-- start of THE RECORDS --

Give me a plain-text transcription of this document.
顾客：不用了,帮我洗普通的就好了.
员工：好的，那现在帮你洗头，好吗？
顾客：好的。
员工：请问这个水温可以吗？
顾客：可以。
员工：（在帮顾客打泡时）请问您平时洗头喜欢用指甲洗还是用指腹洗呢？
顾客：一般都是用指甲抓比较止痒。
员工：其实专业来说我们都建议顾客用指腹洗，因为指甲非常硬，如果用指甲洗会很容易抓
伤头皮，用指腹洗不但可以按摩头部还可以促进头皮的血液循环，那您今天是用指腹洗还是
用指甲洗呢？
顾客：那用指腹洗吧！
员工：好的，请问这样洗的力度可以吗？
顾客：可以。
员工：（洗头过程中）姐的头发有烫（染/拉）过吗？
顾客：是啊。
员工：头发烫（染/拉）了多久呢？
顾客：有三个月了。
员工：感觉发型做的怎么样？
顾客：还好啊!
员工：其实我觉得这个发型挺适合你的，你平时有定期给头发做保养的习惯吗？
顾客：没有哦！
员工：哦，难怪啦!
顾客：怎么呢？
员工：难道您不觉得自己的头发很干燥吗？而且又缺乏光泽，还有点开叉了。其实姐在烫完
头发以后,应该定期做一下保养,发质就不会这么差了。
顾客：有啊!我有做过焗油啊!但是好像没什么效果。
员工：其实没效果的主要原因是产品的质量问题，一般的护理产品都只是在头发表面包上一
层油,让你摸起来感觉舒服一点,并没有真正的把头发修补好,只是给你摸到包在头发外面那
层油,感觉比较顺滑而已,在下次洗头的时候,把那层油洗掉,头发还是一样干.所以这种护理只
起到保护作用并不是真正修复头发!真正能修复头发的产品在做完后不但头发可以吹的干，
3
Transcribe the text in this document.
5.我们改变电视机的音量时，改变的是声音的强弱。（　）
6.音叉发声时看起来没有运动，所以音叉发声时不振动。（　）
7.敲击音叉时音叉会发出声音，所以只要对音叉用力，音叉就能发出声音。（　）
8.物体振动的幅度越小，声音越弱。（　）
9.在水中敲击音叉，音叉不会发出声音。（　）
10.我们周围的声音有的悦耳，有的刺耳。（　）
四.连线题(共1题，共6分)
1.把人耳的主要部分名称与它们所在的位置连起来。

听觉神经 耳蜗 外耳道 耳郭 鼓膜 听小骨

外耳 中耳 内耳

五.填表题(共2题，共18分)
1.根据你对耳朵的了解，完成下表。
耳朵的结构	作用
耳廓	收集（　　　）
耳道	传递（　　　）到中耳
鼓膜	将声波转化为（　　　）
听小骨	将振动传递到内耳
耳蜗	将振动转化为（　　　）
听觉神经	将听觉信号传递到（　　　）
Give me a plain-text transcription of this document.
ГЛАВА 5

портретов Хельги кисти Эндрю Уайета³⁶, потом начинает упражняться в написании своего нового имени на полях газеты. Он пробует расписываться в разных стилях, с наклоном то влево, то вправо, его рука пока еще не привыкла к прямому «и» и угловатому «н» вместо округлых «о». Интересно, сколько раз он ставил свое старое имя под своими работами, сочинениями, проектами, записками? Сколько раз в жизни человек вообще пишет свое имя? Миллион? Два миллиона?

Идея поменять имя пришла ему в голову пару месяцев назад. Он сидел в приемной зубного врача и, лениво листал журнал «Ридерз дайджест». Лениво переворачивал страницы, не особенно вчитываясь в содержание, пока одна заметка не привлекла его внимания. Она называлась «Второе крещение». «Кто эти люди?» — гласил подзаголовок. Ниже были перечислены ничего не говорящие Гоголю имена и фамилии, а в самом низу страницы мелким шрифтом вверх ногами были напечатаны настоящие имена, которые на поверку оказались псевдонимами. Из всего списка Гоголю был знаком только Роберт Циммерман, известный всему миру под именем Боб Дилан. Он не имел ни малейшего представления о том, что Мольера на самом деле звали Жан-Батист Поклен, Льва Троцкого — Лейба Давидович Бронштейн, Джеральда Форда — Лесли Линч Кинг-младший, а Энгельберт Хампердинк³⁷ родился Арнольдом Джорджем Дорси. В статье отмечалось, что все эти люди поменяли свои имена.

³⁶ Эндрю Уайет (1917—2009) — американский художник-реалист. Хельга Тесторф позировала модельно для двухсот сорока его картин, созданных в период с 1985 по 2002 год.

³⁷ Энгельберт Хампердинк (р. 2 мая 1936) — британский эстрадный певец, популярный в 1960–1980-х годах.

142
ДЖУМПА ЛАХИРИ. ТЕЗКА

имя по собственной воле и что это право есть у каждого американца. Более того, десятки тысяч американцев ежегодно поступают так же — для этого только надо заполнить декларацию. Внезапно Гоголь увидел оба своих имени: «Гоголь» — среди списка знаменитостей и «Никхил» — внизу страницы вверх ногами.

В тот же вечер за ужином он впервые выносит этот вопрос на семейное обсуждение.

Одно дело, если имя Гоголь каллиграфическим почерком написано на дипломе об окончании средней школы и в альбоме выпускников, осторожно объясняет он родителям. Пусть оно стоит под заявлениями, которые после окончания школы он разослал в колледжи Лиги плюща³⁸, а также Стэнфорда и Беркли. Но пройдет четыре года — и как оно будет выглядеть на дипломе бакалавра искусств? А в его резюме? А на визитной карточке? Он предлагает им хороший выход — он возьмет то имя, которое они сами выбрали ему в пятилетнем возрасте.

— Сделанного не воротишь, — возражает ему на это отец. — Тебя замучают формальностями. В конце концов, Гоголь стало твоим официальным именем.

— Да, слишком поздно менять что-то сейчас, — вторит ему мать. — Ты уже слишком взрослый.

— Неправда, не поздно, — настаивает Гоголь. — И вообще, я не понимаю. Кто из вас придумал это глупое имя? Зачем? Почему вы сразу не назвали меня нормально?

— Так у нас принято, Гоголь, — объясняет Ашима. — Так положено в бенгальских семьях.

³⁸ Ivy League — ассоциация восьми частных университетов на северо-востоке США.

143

-- end of THE RECORDS --

- _EXERCISE AIM_: Examine the entries and report how many of their lines contain the string "имени", giving no more than the number.

- _THE RESULT_: 2